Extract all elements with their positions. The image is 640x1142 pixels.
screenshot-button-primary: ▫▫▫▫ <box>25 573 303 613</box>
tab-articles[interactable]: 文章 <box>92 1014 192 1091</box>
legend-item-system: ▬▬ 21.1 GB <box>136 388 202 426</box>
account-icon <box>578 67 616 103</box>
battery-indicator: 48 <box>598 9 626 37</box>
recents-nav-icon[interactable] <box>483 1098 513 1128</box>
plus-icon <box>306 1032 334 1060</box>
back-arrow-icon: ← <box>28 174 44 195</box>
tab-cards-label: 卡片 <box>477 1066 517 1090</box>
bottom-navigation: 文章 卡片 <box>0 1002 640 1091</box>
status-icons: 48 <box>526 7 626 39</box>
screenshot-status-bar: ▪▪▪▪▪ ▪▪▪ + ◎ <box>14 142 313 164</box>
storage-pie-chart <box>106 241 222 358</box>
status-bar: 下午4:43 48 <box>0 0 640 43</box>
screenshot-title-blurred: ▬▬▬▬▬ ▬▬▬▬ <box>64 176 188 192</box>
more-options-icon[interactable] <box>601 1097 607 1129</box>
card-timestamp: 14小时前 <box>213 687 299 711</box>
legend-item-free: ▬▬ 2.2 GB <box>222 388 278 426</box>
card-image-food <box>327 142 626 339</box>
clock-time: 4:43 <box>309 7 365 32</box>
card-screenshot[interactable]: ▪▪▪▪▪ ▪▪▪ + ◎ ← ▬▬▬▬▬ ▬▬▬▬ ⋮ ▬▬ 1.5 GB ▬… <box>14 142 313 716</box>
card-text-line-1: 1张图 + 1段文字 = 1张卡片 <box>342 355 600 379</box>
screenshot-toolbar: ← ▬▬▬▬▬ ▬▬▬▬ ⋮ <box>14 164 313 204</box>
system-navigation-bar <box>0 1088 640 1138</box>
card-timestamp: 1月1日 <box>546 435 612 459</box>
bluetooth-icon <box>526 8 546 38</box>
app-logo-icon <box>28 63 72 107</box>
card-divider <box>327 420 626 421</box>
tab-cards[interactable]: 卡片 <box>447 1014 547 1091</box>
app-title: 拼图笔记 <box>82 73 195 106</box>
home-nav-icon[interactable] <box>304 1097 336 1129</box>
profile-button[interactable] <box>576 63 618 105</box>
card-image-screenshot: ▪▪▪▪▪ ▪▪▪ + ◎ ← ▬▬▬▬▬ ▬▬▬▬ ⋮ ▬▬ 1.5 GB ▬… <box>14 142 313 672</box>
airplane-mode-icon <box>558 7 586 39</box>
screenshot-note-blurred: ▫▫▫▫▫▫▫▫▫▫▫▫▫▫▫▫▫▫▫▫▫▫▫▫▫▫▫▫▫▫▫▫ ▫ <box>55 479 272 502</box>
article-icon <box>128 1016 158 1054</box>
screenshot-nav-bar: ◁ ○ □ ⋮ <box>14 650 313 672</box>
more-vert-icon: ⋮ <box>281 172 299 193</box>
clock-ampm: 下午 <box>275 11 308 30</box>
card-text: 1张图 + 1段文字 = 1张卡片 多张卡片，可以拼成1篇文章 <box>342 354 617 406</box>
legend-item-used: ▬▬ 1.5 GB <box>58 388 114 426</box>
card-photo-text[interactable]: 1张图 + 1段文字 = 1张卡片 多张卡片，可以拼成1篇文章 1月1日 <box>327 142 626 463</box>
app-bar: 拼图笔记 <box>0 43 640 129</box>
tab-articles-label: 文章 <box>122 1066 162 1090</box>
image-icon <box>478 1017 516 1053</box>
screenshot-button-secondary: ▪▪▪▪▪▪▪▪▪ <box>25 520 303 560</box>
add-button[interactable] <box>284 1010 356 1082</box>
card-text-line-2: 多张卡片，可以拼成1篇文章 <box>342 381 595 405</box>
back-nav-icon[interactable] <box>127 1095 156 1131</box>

※ ※ ※

- SET TASK
Can you return all of the lines above, word for word and unchanged?

- SOLUTION TO THIS TASK
Extract all elements with their positions. The image is 640x1142 pixels.
screenshot-button-primary: ▫▫▫▫ <box>25 573 303 613</box>
tab-articles[interactable]: 文章 <box>92 1014 192 1091</box>
legend-item-system: ▬▬ 21.1 GB <box>136 388 202 426</box>
account-icon <box>578 67 616 103</box>
battery-indicator: 48 <box>598 9 626 37</box>
recents-nav-icon[interactable] <box>483 1098 513 1128</box>
plus-icon <box>306 1032 334 1060</box>
back-arrow-icon: ← <box>28 174 44 195</box>
tab-cards-label: 卡片 <box>477 1066 517 1090</box>
bottom-navigation: 文章 卡片 <box>0 1002 640 1091</box>
status-icons: 48 <box>526 7 626 39</box>
screenshot-status-bar: ▪▪▪▪▪ ▪▪▪ + ◎ <box>14 142 313 164</box>
storage-pie-chart <box>106 241 222 358</box>
status-bar: 下午4:43 48 <box>0 0 640 43</box>
screenshot-title-blurred: ▬▬▬▬▬ ▬▬▬▬ <box>64 176 188 192</box>
more-options-icon[interactable] <box>601 1097 607 1129</box>
card-timestamp: 14小时前 <box>213 687 299 711</box>
legend-item-free: ▬▬ 2.2 GB <box>222 388 278 426</box>
card-image-food <box>327 142 626 339</box>
clock-time: 4:43 <box>309 7 365 32</box>
card-screenshot[interactable]: ▪▪▪▪▪ ▪▪▪ + ◎ ← ▬▬▬▬▬ ▬▬▬▬ ⋮ ▬▬ 1.5 GB ▬… <box>14 142 313 716</box>
card-text-line-1: 1张图 + 1段文字 = 1张卡片 <box>342 355 600 379</box>
screenshot-toolbar: ← ▬▬▬▬▬ ▬▬▬▬ ⋮ <box>14 164 313 204</box>
system-navigation-bar <box>0 1088 640 1138</box>
card-timestamp: 1月1日 <box>546 435 612 459</box>
bluetooth-icon <box>526 8 546 38</box>
app-logo-icon <box>28 63 72 107</box>
card-divider <box>327 420 626 421</box>
tab-cards[interactable]: 卡片 <box>447 1014 547 1091</box>
app-title: 拼图笔记 <box>82 73 195 106</box>
home-nav-icon[interactable] <box>304 1097 336 1129</box>
profile-button[interactable] <box>576 63 618 105</box>
card-image-screenshot: ▪▪▪▪▪ ▪▪▪ + ◎ ← ▬▬▬▬▬ ▬▬▬▬ ⋮ ▬▬ 1.5 GB ▬… <box>14 142 313 672</box>
airplane-mode-icon <box>558 7 586 39</box>
screenshot-note-blurred: ▫▫▫▫▫▫▫▫▫▫▫▫▫▫▫▫▫▫▫▫▫▫▫▫▫▫▫▫▫▫▫▫ ▫ <box>55 479 272 502</box>
article-icon <box>128 1016 158 1054</box>
screenshot-nav-bar: ◁ ○ □ ⋮ <box>14 650 313 672</box>
more-vert-icon: ⋮ <box>281 172 299 193</box>
clock-ampm: 下午 <box>275 11 308 30</box>
card-text: 1张图 + 1段文字 = 1张卡片 多张卡片，可以拼成1篇文章 <box>342 354 617 406</box>
legend-item-used: ▬▬ 1.5 GB <box>58 388 114 426</box>
card-photo-text[interactable]: 1张图 + 1段文字 = 1张卡片 多张卡片，可以拼成1篇文章 1月1日 <box>327 142 626 463</box>
app-bar: 拼图笔记 <box>0 43 640 129</box>
tab-articles-label: 文章 <box>122 1066 162 1090</box>
image-icon <box>478 1017 516 1053</box>
screenshot-button-secondary: ▪▪▪▪▪▪▪▪▪ <box>25 520 303 560</box>
add-button[interactable] <box>284 1010 356 1082</box>
card-text-line-2: 多张卡片，可以拼成1篇文章 <box>342 381 595 405</box>
back-nav-icon[interactable] <box>127 1095 156 1131</box>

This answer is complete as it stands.